▶ _INFORMATION PROVIDED_:
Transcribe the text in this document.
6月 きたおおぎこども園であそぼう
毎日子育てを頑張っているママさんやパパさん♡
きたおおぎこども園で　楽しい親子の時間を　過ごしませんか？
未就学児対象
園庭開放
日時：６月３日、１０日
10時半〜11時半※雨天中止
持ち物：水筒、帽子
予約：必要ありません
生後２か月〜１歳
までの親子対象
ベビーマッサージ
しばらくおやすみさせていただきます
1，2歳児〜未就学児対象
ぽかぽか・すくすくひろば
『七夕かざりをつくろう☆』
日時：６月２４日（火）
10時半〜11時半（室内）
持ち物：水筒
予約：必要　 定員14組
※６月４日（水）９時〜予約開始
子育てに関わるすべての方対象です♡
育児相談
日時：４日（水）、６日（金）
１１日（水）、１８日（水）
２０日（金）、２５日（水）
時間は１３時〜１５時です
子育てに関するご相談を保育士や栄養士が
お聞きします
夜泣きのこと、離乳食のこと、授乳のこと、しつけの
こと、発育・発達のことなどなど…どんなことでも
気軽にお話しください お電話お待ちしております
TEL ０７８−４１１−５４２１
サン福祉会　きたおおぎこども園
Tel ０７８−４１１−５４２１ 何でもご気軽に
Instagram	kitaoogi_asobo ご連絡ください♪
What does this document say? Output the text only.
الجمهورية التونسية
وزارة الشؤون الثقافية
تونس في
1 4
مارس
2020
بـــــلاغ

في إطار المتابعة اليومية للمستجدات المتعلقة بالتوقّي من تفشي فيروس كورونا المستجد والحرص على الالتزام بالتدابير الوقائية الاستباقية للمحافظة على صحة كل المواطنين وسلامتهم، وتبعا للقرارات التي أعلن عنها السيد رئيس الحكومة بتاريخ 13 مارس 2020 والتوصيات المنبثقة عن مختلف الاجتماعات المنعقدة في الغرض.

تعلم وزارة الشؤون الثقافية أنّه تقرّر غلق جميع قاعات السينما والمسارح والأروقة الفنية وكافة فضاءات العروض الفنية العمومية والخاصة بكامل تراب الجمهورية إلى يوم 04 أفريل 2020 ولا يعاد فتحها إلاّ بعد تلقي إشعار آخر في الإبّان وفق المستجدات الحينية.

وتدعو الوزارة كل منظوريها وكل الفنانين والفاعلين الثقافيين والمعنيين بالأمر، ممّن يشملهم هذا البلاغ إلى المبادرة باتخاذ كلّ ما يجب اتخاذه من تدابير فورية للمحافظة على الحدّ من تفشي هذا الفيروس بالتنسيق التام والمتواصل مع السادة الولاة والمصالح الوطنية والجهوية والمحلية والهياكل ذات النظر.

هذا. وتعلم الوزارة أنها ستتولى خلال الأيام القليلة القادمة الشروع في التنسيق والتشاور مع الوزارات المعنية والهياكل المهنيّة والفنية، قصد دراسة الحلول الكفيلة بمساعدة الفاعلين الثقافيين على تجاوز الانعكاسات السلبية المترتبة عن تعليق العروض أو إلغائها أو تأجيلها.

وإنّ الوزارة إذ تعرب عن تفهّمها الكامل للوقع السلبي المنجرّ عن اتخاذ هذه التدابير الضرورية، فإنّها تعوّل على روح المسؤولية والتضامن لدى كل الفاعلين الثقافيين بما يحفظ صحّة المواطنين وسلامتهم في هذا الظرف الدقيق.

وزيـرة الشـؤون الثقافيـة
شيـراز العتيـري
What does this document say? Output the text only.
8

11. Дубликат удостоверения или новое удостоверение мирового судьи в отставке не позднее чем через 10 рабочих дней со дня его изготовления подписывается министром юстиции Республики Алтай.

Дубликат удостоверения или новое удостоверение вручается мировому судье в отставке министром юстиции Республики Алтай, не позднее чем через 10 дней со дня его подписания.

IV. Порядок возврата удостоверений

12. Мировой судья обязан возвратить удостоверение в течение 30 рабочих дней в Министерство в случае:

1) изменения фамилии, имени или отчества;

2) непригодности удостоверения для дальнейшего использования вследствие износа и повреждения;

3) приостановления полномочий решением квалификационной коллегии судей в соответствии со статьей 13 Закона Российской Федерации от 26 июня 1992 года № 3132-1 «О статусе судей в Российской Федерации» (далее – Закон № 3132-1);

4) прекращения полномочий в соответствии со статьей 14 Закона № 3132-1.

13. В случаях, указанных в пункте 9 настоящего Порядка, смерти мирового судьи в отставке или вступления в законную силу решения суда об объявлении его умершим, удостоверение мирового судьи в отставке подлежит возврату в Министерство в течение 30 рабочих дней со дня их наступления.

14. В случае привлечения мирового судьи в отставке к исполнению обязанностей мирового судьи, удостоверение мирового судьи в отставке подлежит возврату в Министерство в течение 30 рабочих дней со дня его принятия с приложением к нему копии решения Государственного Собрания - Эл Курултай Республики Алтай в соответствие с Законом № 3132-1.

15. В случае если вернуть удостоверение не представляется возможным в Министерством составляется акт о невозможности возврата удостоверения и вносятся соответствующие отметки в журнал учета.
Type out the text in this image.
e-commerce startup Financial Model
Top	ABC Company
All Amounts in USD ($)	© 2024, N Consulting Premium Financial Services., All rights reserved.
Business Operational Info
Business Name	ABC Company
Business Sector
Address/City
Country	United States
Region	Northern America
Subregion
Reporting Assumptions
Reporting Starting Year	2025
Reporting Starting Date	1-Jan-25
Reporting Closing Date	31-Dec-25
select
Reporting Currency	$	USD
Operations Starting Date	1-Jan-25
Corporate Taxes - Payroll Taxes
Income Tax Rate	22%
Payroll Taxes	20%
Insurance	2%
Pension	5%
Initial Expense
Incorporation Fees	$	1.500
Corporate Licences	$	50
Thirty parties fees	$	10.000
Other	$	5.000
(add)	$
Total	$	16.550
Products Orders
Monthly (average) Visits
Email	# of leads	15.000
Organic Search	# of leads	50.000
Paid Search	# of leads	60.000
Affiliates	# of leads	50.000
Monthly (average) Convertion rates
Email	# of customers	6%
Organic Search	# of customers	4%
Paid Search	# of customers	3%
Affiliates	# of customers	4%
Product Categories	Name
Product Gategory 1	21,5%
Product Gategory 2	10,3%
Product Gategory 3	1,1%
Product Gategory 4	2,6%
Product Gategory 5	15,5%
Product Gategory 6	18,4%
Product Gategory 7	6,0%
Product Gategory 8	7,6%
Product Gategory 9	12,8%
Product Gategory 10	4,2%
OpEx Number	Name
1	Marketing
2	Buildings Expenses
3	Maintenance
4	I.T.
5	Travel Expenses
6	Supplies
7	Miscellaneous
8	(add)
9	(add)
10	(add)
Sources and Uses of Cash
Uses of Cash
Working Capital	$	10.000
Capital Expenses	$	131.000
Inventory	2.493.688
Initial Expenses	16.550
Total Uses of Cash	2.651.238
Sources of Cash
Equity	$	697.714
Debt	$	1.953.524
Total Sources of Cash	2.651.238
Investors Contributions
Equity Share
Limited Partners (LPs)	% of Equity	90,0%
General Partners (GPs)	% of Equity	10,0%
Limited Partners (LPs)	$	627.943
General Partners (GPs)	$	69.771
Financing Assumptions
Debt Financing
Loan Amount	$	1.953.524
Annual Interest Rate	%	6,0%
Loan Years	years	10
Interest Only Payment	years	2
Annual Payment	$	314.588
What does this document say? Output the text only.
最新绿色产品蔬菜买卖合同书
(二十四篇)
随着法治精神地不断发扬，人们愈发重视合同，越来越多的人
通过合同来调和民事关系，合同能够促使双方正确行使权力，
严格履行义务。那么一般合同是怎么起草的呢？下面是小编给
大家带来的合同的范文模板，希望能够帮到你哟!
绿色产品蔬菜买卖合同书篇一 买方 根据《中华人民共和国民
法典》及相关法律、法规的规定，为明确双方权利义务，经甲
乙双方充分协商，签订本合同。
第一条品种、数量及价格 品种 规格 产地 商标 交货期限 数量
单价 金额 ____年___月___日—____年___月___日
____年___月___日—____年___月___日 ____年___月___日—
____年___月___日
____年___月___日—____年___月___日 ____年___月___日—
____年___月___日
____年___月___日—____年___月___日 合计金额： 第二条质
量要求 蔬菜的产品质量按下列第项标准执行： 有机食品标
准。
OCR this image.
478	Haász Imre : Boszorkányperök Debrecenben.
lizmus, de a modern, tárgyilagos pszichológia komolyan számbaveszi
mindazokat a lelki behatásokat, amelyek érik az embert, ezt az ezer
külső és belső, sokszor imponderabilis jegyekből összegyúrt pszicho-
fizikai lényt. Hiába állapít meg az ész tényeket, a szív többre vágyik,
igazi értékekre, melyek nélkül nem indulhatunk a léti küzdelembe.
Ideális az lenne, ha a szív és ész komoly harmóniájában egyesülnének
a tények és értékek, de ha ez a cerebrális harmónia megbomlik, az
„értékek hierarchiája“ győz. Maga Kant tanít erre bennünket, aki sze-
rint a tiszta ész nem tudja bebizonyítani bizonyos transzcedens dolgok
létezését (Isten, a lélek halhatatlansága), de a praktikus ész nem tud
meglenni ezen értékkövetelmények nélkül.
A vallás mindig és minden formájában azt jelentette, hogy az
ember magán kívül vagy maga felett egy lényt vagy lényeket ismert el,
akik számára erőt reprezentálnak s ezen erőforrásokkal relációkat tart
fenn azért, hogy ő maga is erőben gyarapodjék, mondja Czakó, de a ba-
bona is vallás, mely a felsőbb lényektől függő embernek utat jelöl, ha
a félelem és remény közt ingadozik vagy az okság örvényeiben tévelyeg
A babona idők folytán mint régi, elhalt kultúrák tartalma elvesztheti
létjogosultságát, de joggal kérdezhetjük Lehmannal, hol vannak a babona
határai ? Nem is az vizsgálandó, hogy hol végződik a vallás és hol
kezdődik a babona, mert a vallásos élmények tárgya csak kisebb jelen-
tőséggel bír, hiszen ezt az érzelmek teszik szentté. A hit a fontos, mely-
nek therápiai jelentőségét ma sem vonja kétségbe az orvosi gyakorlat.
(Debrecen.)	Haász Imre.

▶ _WHAT TO WORK ON_:
Where a line of the data holds "Business", show that line.

▶ _FINISHED TASK_:
Business Operational Info
Business Name	ABC Company
Business Sector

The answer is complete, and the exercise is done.